• _TEXTO EXTRAÍDO_

En un nivel de máxima abstracción la existencia del Estado se legitima por la satisfacción de un conjunto básico de grandes objetivos que de una u otra manera hacen a la sobrevivencia organizada del todo social: aportar condiciones conducentes a la  reproducción ampliada de su base material, brindar seguridad a su población y defenderla ante agresiones externas, promover la integración social, dotar a la población de una identidad colectiva. Sobre esto existe un consenso muy amplio y el debate se refiere fundamentalmente a conceptualizaciones diferentes de esos bienes: como dice Boaventura de Sousa Santos, “las luchas por el bien común siempre fueron luchas por definiciones alternativas de ese bien”. Ello así porque no existe una definición técnica o políticamente neutra de qué cosas puede hacer el Estado y de qué cosas no debe ocuparse.

 

Los contenidos y alcances de la acción estatal derivan siempre de los objetivos que el Estado persigue y ésta es, ya se dijo, una cuestión eminentemente política en cuanto referible en definitiva al bloque de poder que el Estado institucionaliza –incluyendo en esto sus articulaciones externas. Los ámbitos de acción legítima del Estado, así como los alcances de las transacciones y la asignación de recursos por el mercado, se definen ante todo de acuerdo con diseños macropolíticos y macroeconómicos motorizados por particulares arreglos de poder entre actores, de acuerdo a una variedad de objetivos e intereses. Enfatizo el “ante todo”, porque junto al diseño racional de los alcances de la competencia del Estado suelen coexistir objetivos particularistas, como la supervivencia de segmentos de la burocracia pública,  la generación de rentas para grupos particulares, u otros, que ilustran la tensión permanente en el seno de la gestión estatal entre intereses y metas generales y motivaciones particulares o sectoriales.

• _TAREAS_
• A. Según el texto sobre el Estado, ¿qué afirma Boaventura de Sousa Santos acerca de las luchas por el bien común?
• B. Prosigue el texto sobre el Estado a partir de su última oración.
Los registros no hacen falta.

• _INFORMACIÓN PROPORCIONADA_
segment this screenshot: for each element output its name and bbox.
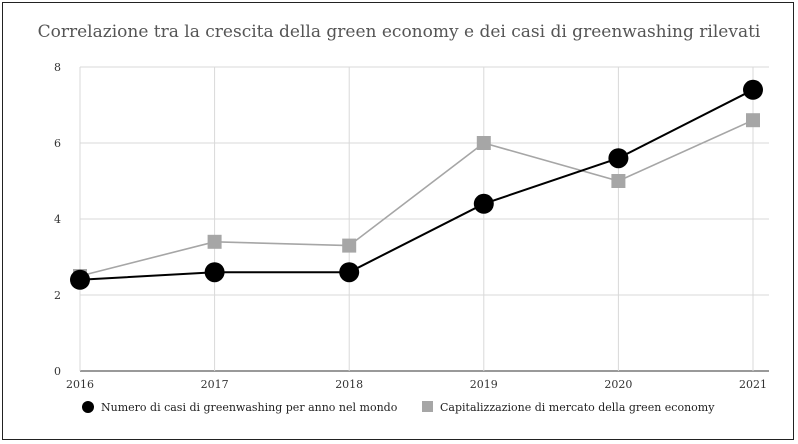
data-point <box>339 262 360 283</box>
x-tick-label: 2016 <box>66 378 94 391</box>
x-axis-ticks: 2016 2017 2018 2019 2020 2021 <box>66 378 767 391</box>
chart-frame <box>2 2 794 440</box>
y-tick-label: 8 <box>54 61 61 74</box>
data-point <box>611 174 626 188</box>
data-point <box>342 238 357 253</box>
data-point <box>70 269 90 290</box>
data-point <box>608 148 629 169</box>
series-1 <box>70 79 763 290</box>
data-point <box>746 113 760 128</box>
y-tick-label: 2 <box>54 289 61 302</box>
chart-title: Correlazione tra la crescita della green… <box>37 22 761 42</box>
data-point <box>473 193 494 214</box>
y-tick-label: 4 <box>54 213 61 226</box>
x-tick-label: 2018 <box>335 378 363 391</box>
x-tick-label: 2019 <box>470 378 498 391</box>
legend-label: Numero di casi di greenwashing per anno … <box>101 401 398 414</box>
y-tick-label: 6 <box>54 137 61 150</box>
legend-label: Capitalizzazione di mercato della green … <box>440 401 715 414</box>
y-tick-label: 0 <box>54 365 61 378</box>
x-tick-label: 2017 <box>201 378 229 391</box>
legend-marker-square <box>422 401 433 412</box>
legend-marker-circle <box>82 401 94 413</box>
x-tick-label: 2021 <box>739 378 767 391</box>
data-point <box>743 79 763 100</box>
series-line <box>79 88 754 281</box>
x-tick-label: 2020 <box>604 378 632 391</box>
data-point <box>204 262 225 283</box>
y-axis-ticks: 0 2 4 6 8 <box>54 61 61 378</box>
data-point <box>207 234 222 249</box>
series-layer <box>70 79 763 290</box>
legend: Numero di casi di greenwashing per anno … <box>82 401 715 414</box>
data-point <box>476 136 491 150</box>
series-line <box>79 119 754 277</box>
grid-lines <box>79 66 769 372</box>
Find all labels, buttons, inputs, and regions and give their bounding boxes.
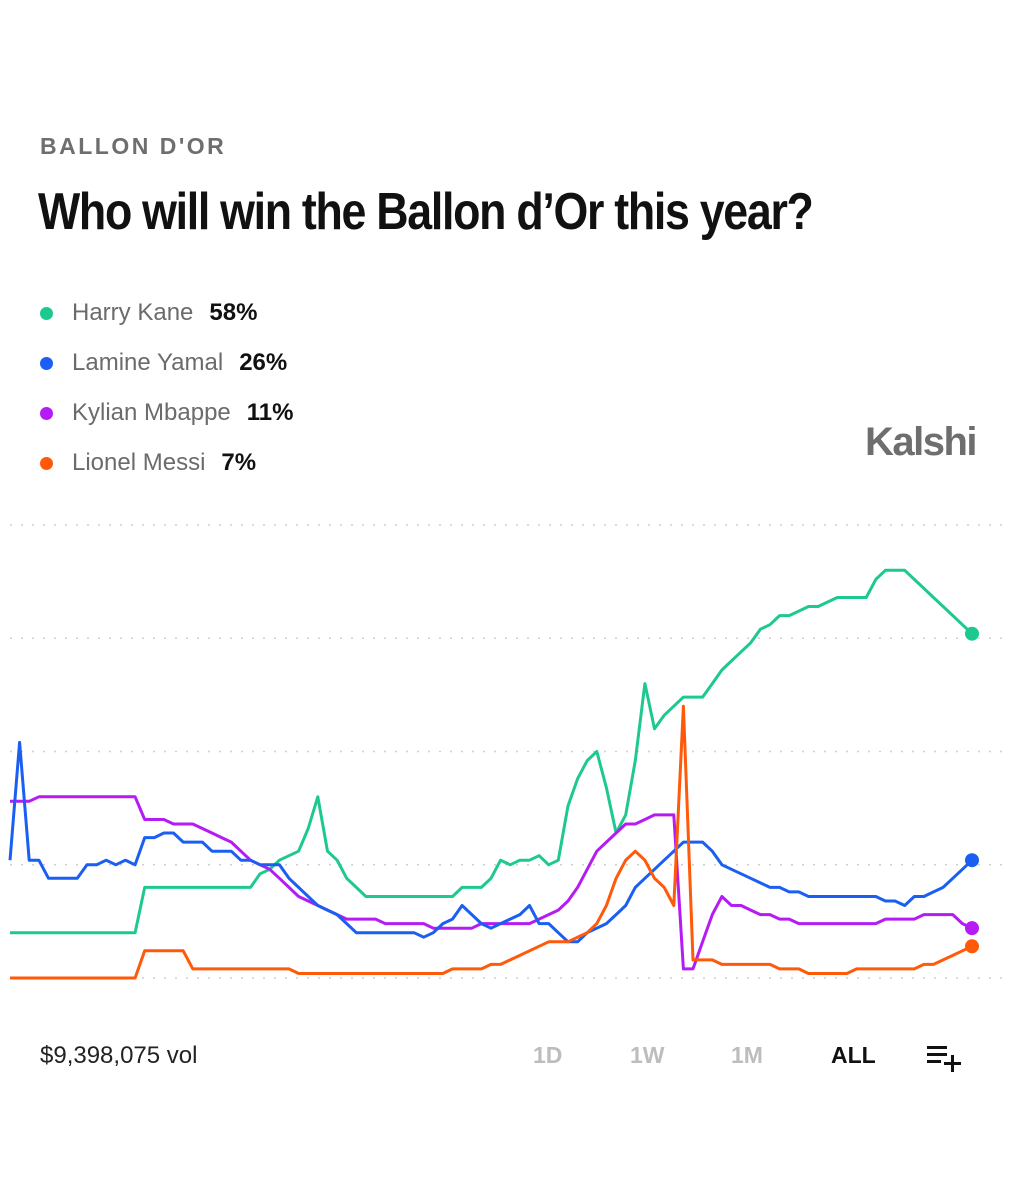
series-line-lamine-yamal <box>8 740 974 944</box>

• _RESPUESTAS_
• A. Que siempre fueron luchas por definiciones alternativas de ese bien.

• B.
 

Del mismo modo, la idea de un tamaño óptimo del Estado tiene como referencia explícita o implícita los objetivos hacia los cuales la acción pública se orienta, los intereses que promueve así como aquéllos a los que inhibe o discrimina. Se comprende fácilmente, por ejemplo,  que un Estado que promueve una estrategia de capitalismo industrial exportador requiere para sus relaciones con los actores del mercado de un sector público de complejidad, magnitud de recursos y estilos de desempeño (incluyendo, por ejemplo, un sistema de educación superior y de desarrollo científico técnico, una infraestructura amplia y eficiente, recursos humanos numerosos y de alta calificación) diferentes a los de un Estado que da prioridad a objetivos de tipo financiero, o que impulsa un estilo de inserción externa basado en la producción de bienes primarios. En muchos países de América Latina el tamaño efectivo del sector público es el resultado de decisiones gubernamentales pragmáticas frente a las tensiones entre el gasto público primario, de impacto directo en las condiciones de gobernabilidad, y los servicios del endeudamiento público externo, a cuya continuidad se vinculan las hipótesis de crecimiento o, incluso, de reproducción simple.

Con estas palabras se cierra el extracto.